List each line of the data that holds the string "shareholders".

* start *

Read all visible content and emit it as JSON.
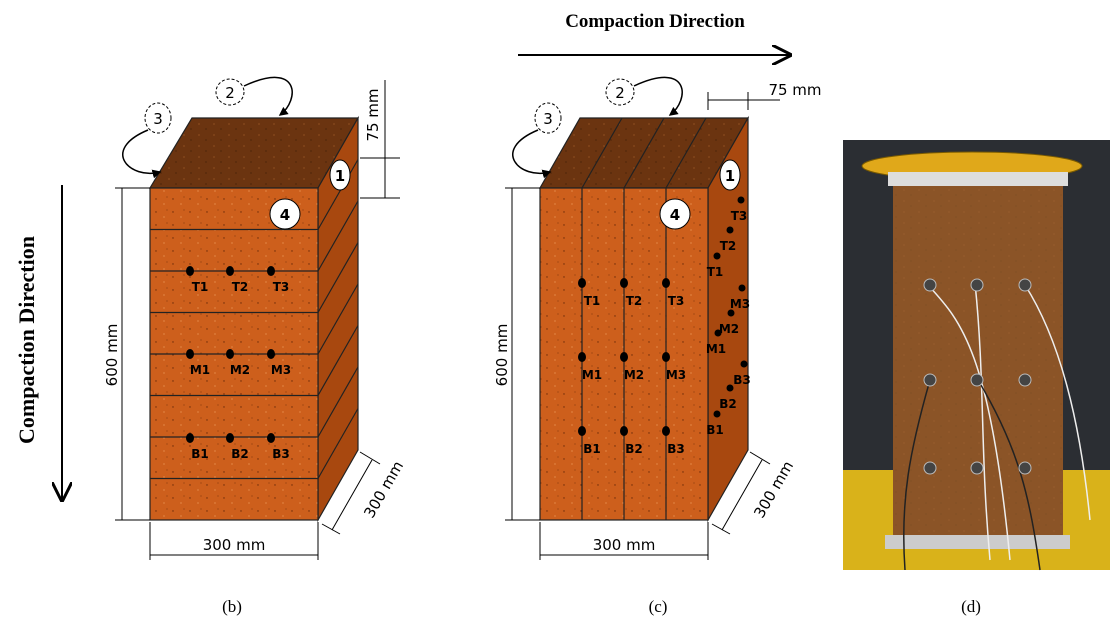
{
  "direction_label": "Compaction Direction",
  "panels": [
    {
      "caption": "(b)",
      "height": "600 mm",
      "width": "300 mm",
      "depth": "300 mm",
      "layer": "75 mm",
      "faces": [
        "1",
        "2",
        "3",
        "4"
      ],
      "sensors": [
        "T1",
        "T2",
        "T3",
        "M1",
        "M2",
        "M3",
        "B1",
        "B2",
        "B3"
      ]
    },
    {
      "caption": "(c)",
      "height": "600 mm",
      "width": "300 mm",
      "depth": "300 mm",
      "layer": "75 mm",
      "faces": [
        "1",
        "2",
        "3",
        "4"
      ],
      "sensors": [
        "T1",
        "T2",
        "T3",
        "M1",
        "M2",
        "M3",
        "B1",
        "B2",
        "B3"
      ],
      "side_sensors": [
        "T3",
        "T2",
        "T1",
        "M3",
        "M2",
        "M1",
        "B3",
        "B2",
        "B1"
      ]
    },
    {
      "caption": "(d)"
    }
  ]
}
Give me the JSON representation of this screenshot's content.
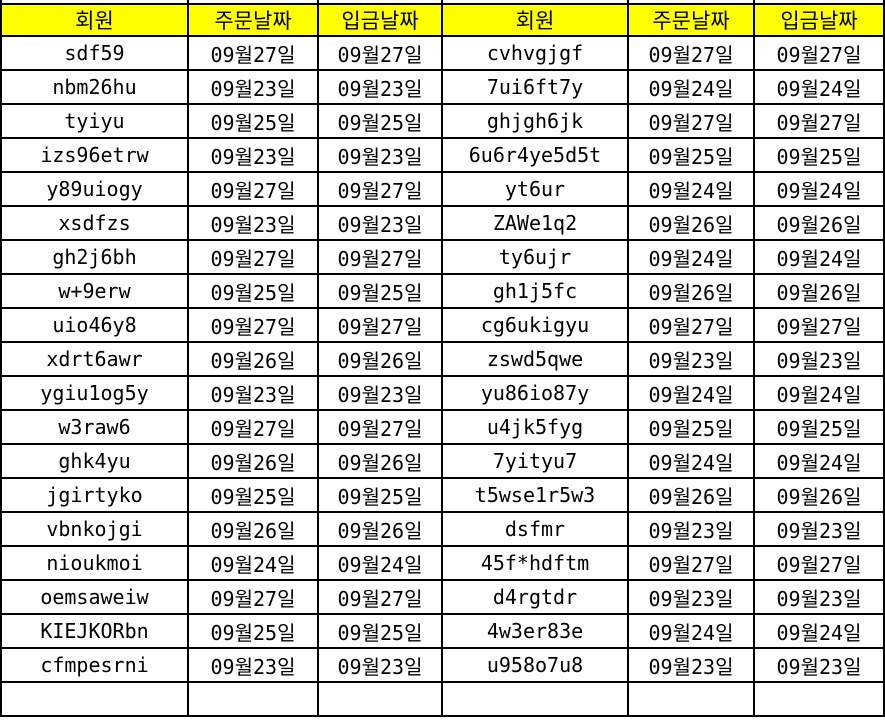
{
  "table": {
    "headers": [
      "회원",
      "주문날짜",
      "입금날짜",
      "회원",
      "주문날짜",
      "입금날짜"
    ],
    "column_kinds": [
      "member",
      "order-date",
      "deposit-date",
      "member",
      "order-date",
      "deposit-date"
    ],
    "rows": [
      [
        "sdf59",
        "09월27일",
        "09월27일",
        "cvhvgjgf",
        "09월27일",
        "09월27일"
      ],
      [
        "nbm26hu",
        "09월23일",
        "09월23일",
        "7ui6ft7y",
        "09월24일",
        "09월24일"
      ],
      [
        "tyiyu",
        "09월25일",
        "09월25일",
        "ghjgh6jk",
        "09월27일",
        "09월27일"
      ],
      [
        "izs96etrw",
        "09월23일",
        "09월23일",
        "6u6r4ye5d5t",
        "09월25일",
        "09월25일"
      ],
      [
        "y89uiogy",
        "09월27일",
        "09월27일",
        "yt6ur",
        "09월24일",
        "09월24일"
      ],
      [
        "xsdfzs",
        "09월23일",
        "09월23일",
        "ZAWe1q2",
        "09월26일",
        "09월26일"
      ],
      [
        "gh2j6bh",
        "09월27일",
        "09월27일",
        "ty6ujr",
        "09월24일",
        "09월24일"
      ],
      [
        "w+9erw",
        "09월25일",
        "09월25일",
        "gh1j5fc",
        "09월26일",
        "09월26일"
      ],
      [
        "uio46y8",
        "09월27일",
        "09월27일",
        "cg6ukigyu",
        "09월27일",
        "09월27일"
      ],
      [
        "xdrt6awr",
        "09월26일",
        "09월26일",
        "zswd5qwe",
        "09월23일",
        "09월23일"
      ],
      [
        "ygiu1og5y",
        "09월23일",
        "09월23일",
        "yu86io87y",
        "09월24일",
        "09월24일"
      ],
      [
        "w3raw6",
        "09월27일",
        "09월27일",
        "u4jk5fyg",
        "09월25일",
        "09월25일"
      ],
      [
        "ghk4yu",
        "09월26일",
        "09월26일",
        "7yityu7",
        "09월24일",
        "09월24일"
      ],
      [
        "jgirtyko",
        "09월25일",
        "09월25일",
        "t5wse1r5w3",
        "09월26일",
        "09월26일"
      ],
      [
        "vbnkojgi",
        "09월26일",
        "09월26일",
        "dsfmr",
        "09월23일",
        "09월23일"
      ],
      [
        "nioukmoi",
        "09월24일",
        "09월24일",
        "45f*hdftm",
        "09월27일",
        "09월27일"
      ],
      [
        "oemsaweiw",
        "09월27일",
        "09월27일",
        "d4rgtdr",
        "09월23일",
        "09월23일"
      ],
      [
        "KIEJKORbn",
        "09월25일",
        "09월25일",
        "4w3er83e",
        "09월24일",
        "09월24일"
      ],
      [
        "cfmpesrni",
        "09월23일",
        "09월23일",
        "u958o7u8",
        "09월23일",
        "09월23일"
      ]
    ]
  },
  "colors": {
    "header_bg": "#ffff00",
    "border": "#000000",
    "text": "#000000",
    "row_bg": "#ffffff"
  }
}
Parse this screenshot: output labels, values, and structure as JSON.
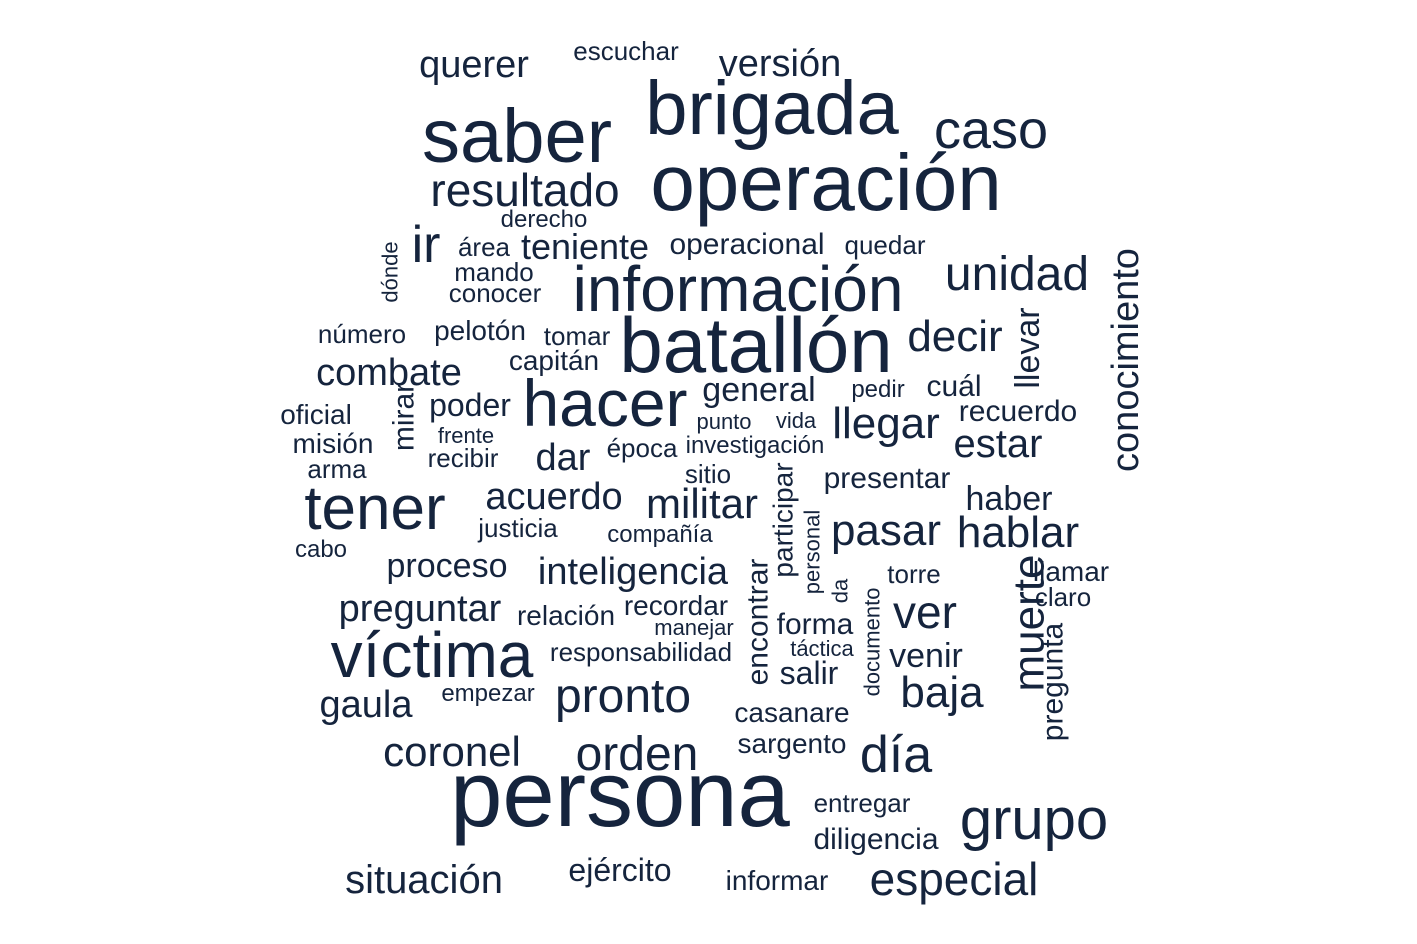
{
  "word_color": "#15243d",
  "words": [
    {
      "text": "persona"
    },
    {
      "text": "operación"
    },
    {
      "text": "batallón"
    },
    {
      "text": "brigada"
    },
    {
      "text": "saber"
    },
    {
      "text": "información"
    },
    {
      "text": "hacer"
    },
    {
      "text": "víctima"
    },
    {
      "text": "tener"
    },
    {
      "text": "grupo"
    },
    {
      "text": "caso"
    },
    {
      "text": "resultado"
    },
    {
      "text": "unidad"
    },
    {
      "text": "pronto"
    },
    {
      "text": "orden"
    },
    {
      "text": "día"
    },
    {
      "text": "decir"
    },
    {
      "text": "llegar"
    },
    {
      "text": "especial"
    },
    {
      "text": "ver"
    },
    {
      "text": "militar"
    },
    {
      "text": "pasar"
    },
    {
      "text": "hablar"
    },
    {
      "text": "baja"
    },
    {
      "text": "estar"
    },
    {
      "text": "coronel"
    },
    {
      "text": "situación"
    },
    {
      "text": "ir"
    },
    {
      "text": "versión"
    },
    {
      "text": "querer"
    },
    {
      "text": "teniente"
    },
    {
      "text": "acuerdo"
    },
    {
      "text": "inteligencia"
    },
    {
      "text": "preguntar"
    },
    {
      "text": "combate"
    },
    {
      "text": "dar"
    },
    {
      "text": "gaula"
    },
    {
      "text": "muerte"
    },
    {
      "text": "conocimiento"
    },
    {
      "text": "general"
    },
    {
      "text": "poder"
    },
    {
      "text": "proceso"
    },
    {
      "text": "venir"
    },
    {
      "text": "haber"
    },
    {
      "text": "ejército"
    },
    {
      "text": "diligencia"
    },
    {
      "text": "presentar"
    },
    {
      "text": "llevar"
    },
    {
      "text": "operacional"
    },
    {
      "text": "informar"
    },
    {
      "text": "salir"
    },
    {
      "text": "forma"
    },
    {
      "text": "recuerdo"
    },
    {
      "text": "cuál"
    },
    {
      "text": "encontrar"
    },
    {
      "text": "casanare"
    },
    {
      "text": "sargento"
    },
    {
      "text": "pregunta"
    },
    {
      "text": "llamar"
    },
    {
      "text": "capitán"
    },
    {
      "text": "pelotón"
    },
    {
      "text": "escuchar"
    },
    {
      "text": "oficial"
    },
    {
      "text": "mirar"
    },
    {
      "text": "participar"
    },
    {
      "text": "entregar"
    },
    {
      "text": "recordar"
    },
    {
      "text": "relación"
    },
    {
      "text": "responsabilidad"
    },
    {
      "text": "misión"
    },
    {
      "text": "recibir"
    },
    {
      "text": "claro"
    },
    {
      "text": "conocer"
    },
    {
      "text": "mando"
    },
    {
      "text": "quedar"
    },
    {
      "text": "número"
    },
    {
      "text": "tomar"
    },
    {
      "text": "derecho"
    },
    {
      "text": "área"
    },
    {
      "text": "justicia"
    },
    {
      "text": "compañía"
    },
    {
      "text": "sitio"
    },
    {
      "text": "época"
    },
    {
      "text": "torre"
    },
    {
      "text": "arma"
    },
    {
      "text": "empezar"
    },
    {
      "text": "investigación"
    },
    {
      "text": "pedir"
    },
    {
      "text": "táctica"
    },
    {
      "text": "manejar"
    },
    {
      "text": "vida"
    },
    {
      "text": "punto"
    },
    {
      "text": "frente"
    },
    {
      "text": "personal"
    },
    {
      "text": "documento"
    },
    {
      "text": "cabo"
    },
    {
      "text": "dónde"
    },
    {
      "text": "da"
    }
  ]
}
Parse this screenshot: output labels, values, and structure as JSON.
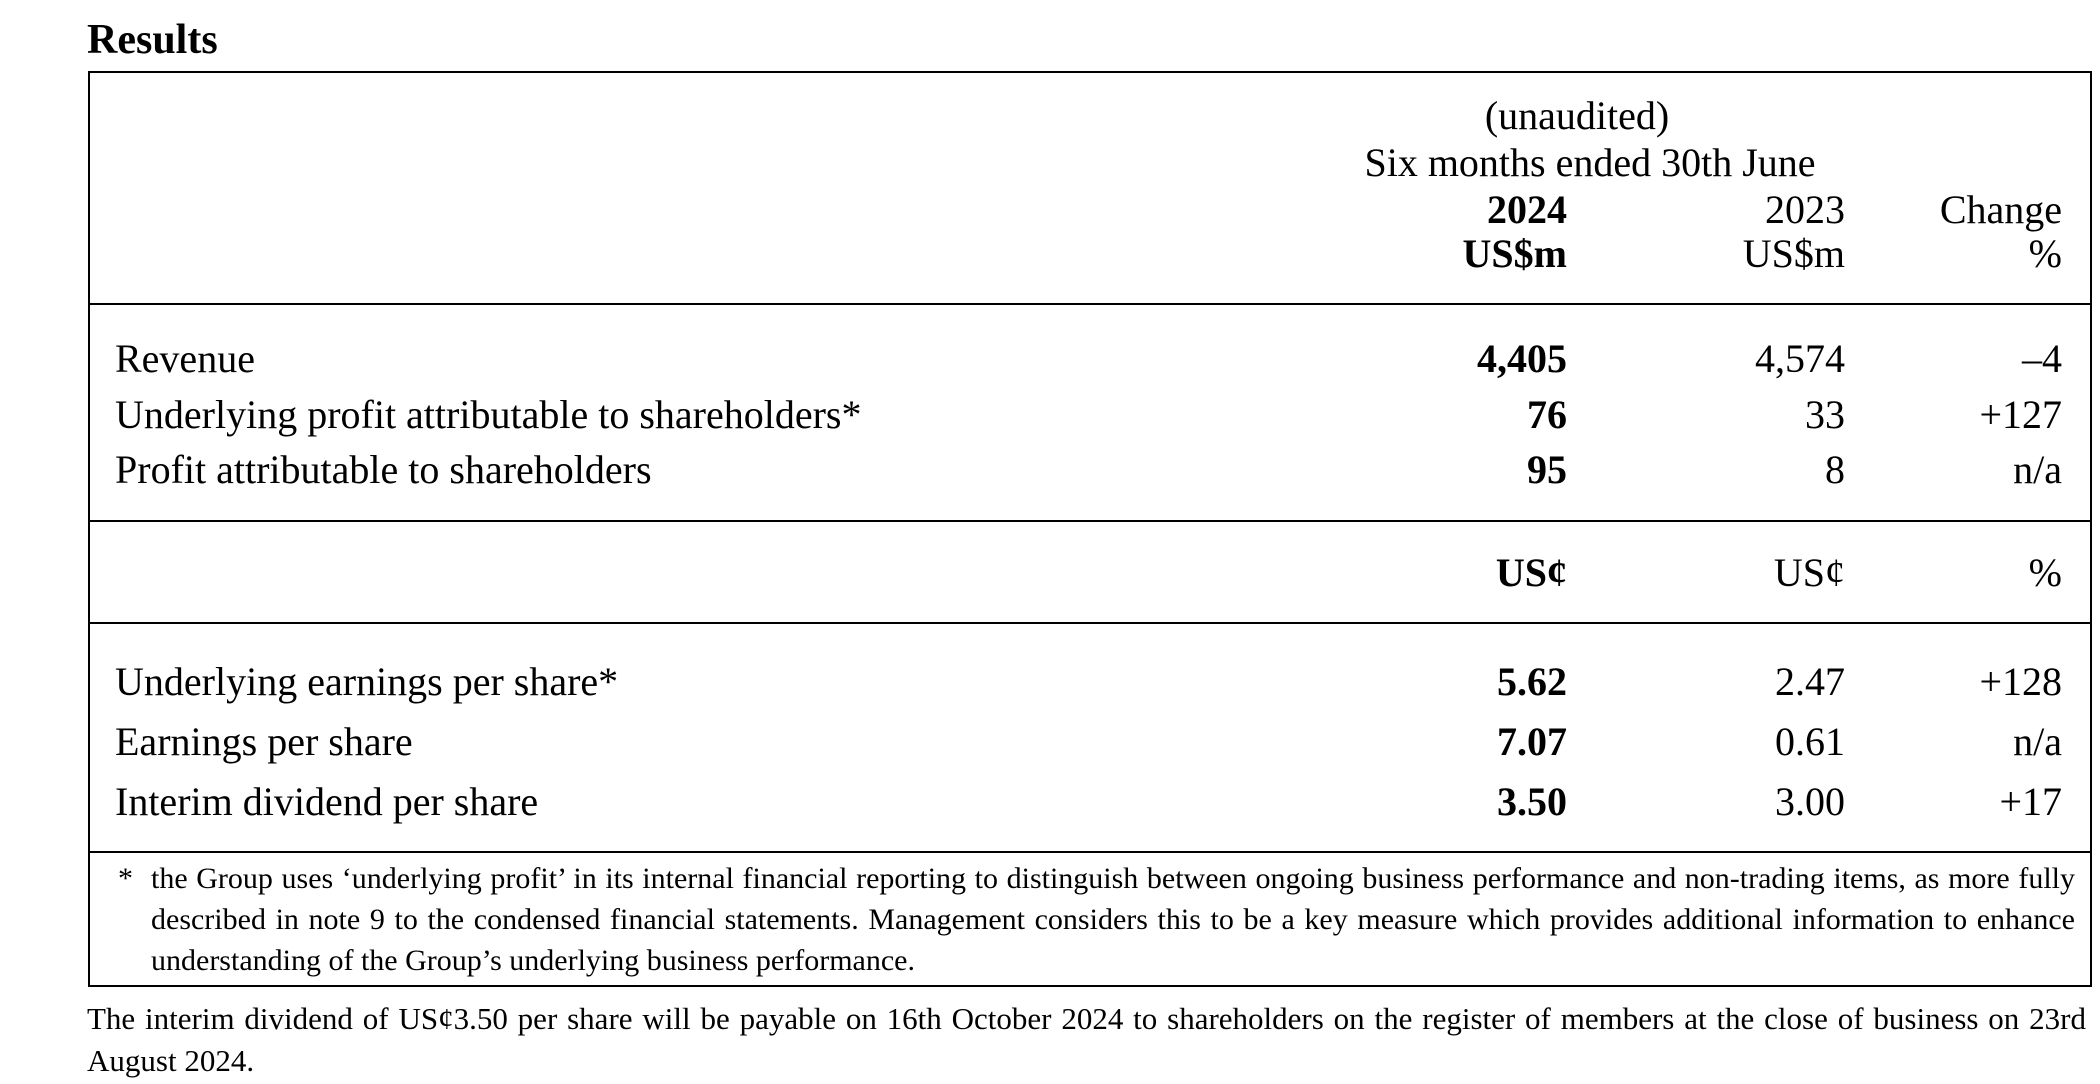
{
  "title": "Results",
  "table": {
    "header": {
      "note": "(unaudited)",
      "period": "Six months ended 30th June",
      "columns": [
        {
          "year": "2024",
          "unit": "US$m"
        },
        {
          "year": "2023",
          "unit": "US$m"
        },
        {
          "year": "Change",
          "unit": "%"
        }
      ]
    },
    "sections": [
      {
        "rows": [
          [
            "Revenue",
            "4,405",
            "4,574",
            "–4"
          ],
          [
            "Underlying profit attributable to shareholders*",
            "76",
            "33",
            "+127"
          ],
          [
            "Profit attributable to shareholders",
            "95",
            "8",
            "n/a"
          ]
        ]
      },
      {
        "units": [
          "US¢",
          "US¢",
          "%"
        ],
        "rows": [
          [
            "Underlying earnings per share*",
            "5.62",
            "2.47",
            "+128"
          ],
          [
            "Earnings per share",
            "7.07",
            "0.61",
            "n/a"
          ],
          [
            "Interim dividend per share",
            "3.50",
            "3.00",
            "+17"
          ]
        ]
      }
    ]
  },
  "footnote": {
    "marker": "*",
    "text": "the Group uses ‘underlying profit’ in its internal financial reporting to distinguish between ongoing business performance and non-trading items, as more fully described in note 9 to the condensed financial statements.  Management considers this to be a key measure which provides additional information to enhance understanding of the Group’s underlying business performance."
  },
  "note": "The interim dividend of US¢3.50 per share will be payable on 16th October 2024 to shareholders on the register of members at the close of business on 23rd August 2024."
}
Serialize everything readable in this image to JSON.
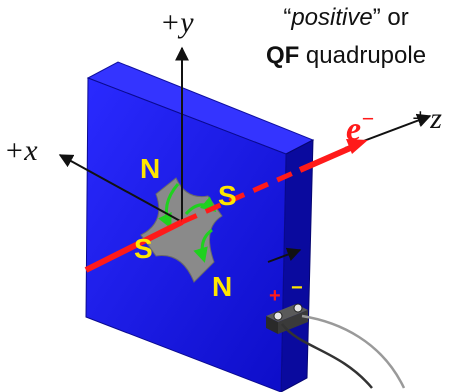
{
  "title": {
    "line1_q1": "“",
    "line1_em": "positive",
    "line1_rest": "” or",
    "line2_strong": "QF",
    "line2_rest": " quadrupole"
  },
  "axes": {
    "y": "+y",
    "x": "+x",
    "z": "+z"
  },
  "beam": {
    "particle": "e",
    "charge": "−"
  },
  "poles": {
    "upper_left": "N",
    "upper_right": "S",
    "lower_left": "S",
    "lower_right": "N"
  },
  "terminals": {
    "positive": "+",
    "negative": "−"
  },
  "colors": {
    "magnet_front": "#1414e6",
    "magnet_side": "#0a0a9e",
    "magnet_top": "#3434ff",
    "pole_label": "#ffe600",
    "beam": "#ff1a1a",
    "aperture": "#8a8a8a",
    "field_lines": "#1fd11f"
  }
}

* end *

EXPECTED ANSWER:
            "Underlying profit attributable to shareholders*",
            "Profit attributable to shareholders",
  "note": "The interim dividend of US¢3.50 per share will be payable on 16th October 2024 to shareholders on the register of members at the close of business on 23rd August 2024."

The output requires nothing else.